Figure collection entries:
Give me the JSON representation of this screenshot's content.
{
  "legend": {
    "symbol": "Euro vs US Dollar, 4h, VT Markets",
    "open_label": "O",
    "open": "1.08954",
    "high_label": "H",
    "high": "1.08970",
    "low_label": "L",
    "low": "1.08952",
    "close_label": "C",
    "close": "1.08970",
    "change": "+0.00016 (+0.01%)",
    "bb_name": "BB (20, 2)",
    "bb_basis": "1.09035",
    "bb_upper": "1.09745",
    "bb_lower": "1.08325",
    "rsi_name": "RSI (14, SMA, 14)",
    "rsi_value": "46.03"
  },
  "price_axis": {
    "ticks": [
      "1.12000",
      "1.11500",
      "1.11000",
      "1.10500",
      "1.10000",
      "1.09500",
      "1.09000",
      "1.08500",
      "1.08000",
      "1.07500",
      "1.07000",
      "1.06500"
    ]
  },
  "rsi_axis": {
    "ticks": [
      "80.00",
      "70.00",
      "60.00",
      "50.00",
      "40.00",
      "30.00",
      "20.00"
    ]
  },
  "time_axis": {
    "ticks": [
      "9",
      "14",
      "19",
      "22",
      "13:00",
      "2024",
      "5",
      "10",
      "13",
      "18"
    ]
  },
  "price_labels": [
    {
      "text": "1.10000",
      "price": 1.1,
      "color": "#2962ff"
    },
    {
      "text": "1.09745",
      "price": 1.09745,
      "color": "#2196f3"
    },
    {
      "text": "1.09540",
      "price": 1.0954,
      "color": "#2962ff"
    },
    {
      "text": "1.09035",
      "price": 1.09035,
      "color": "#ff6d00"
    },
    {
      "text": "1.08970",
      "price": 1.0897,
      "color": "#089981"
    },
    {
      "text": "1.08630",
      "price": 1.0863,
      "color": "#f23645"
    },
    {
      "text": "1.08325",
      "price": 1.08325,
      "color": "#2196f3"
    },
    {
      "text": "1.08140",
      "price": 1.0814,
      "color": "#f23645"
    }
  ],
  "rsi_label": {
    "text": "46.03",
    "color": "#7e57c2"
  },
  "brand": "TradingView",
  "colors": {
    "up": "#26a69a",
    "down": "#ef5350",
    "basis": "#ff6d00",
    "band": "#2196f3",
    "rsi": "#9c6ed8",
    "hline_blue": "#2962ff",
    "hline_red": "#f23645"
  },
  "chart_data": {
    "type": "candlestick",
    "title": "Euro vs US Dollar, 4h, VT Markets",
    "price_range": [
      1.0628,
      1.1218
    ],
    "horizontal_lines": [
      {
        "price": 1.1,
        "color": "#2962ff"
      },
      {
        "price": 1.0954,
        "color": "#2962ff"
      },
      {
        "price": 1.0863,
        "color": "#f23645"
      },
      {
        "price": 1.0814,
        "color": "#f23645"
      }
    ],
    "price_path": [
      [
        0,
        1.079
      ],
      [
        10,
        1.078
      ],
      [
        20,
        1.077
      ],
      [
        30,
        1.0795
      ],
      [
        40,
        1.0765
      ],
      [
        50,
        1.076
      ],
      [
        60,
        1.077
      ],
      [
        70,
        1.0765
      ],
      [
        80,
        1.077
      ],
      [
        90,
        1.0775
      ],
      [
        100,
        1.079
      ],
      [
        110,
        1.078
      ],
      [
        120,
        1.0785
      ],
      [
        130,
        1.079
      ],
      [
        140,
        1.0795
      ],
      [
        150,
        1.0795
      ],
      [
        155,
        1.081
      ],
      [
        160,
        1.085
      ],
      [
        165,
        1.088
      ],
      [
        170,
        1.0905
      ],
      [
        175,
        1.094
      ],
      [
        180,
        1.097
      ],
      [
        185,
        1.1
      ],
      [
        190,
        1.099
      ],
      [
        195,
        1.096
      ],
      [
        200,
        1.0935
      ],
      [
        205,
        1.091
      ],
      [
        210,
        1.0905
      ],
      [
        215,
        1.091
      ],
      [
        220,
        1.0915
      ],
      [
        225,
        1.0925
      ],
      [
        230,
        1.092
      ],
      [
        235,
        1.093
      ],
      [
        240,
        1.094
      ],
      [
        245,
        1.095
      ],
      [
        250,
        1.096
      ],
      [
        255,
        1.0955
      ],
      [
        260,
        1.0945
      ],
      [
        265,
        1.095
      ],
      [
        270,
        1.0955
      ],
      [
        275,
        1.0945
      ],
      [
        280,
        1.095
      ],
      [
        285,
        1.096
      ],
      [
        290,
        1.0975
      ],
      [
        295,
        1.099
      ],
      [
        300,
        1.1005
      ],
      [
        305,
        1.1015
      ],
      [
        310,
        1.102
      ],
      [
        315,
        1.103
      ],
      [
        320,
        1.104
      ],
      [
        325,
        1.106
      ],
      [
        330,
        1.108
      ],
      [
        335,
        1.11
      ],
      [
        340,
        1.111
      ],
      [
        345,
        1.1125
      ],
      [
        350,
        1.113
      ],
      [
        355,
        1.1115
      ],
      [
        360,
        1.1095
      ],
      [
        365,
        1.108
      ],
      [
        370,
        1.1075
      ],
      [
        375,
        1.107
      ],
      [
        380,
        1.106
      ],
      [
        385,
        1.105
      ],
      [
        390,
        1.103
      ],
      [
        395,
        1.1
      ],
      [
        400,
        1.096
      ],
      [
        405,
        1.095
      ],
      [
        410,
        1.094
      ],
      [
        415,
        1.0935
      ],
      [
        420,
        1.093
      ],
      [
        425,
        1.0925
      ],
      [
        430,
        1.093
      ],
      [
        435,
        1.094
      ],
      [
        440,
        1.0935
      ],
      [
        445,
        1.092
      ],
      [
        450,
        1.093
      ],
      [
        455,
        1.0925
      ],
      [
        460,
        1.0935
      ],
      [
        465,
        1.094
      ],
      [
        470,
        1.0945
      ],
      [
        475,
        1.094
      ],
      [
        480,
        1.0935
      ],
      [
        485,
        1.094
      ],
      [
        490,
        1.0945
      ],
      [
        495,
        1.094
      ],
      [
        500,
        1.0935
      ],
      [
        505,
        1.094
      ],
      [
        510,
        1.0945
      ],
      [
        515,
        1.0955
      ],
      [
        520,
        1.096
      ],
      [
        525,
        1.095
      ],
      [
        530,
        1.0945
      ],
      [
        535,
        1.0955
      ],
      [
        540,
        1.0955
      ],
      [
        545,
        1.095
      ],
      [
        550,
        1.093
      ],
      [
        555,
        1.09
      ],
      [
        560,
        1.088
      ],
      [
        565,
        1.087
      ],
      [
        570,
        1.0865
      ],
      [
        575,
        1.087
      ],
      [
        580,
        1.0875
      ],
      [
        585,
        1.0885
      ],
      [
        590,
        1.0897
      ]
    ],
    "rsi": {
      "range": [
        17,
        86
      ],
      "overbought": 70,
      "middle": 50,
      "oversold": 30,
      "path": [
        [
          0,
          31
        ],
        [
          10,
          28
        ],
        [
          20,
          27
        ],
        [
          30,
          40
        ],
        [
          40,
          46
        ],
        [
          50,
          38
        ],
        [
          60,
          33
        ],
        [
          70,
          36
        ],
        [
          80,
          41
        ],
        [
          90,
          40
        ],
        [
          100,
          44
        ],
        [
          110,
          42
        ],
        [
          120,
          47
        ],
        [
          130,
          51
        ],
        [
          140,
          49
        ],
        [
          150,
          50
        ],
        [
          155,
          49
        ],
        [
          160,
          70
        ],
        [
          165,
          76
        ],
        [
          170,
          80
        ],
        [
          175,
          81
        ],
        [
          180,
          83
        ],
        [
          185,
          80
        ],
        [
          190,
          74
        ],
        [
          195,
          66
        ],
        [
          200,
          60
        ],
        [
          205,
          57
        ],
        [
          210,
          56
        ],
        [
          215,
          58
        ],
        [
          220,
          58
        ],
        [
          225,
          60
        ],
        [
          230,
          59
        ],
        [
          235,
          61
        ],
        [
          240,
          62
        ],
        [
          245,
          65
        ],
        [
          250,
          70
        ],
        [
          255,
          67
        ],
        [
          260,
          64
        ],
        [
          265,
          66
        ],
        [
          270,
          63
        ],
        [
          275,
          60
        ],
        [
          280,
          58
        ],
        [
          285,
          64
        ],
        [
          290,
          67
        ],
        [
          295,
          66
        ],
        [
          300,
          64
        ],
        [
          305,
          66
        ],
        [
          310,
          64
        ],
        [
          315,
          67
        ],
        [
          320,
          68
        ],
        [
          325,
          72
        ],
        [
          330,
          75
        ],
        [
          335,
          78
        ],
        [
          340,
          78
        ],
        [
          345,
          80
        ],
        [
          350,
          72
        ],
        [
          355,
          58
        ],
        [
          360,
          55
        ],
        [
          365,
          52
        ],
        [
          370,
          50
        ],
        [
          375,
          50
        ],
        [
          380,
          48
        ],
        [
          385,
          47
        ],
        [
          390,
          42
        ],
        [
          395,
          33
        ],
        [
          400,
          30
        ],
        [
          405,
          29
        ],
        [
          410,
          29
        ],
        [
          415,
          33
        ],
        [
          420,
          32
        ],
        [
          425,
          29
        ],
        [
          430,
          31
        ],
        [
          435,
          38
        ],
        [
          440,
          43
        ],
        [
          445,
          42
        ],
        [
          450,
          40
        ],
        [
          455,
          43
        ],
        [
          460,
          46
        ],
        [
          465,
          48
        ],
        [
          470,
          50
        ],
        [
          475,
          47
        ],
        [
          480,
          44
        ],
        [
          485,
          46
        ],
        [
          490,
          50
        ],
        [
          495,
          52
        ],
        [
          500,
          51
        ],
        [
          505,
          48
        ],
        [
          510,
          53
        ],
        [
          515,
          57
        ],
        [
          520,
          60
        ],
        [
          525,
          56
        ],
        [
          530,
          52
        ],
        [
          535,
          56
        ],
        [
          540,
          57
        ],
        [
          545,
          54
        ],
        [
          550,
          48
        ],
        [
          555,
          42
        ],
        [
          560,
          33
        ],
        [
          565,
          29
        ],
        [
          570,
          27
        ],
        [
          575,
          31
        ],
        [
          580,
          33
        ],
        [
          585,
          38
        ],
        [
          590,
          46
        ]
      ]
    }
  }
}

### [Task instructions]
Look through the material above and pick out each line holding the word "text".

### [Solved exercise]
      "text": "1.10000",
      "text": "1.09745",
      "text": "1.09540",
      "text": "1.09035",
      "text": "1.08970",
      "text": "1.08630",
      "text": "1.08325",
      "text": "1.08140",
    "text": "46.03",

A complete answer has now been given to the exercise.